## Entries supplied

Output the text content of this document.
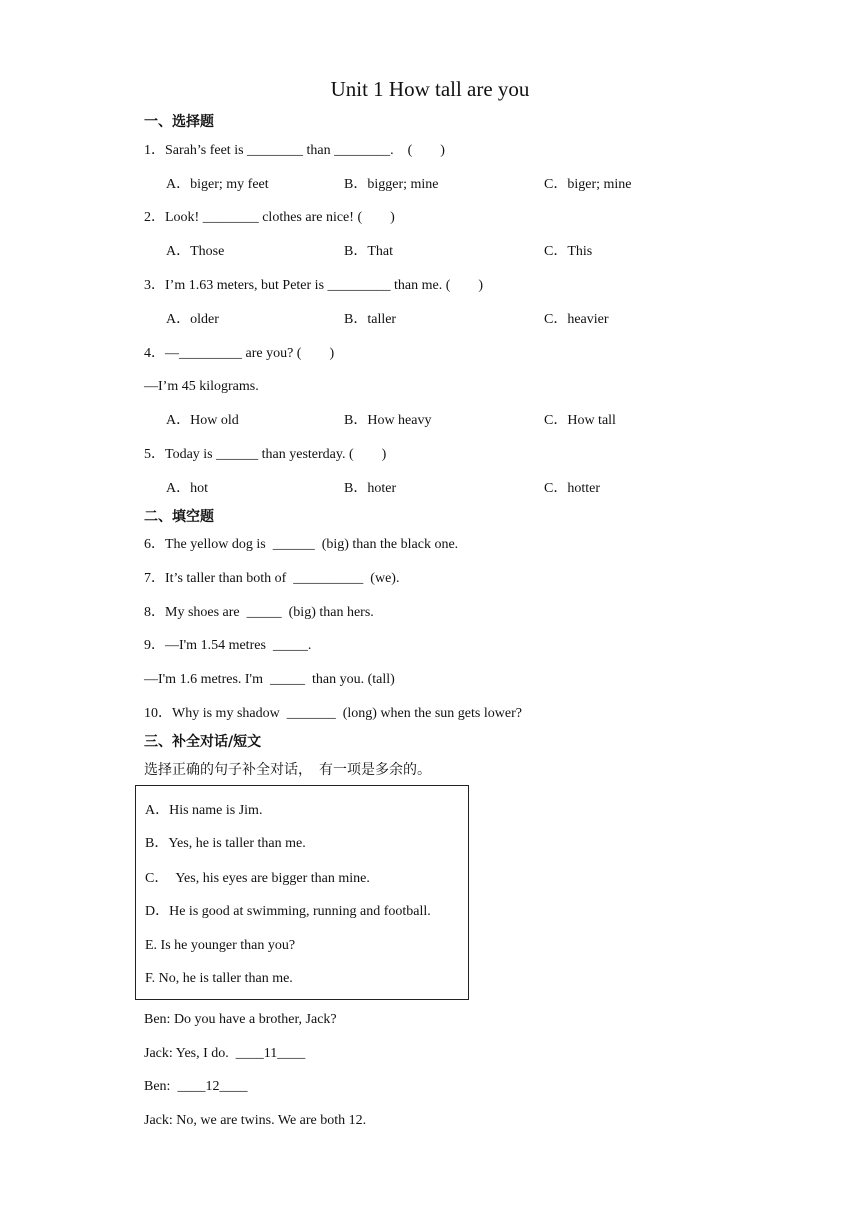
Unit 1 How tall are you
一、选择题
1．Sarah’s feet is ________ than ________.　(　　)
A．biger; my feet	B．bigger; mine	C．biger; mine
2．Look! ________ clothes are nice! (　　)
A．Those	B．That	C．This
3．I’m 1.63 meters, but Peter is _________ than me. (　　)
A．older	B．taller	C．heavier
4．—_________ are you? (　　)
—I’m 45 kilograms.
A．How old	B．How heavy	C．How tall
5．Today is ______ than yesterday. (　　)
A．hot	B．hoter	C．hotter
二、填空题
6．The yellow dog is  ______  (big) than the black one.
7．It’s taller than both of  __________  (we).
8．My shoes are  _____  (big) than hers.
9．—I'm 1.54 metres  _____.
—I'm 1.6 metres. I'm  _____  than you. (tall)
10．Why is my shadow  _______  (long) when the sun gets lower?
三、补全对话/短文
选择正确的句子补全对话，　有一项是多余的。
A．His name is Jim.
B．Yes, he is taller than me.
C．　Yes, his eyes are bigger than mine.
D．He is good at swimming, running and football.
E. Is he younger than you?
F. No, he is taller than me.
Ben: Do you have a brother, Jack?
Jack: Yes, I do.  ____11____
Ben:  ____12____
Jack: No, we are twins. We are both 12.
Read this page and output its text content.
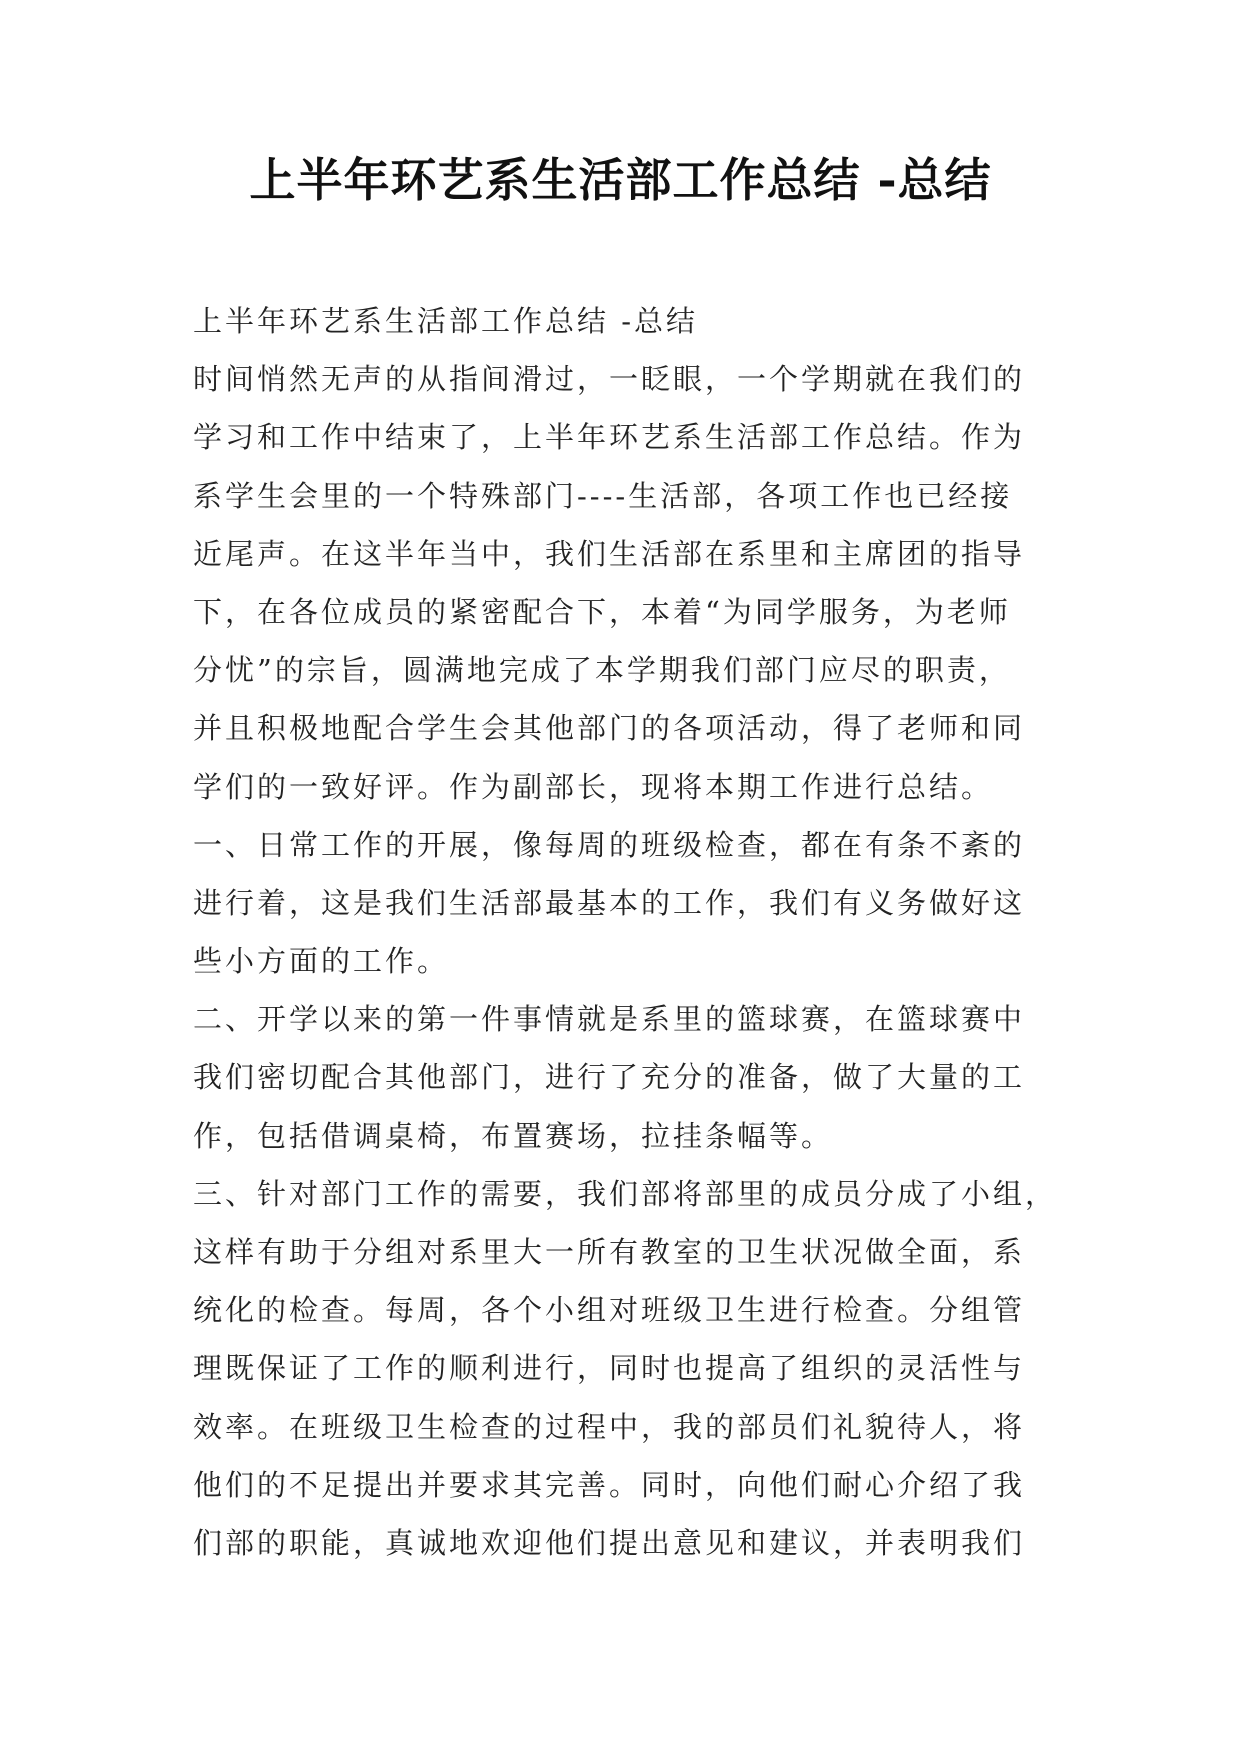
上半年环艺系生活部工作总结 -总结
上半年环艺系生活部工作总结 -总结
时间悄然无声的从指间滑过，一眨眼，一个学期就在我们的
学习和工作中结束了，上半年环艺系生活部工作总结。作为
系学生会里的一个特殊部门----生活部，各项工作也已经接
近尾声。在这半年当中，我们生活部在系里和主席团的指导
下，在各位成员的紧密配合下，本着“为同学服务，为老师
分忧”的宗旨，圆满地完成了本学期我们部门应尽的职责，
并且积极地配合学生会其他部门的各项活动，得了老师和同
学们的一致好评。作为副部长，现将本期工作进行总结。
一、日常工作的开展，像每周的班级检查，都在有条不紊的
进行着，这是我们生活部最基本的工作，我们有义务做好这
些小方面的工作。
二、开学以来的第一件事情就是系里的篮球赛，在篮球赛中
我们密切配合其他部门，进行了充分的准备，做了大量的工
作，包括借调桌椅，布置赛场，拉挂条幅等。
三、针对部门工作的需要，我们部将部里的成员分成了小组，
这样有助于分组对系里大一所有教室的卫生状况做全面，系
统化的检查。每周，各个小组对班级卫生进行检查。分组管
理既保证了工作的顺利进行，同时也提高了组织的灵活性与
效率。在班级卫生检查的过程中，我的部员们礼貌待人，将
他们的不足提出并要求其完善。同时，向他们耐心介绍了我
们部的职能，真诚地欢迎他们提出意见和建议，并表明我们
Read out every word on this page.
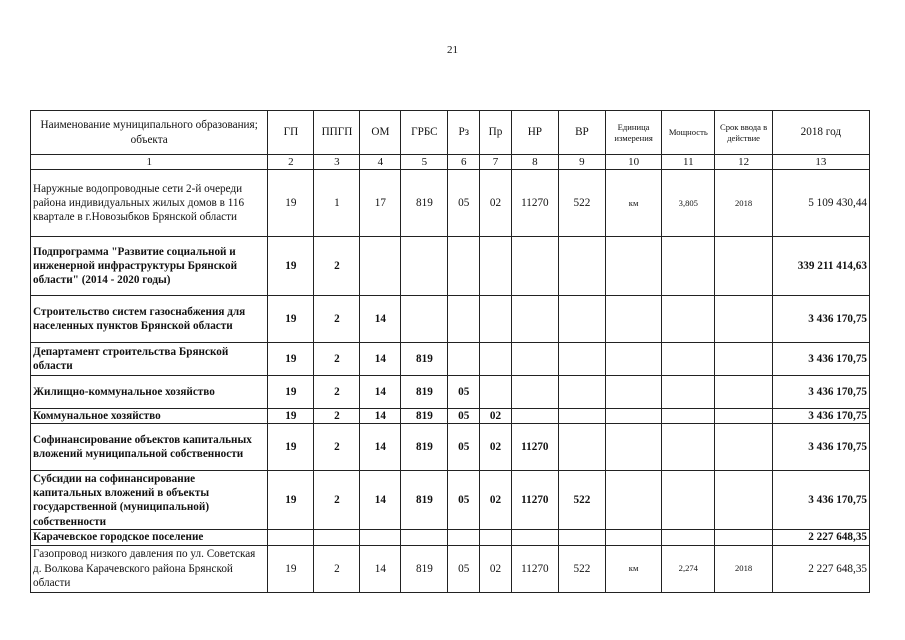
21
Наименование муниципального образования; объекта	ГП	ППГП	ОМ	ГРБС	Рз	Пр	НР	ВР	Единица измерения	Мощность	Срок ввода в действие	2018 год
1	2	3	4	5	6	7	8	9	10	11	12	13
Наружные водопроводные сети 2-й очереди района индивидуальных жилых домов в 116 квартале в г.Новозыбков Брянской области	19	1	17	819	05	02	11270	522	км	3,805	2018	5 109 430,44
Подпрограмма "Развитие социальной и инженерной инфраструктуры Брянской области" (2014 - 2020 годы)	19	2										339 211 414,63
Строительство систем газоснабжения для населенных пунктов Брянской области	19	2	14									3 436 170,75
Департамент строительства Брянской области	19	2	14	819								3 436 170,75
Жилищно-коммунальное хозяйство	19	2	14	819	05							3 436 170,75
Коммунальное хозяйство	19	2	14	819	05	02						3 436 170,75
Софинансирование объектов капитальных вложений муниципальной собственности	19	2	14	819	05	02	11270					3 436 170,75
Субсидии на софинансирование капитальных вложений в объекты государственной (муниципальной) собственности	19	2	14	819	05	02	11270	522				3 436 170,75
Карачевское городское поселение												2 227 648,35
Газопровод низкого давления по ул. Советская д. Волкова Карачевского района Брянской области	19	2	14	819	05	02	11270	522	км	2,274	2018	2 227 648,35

## Stated problem
State the number of lines in the records that include "Брянской", and write nothing else.

## The answer
5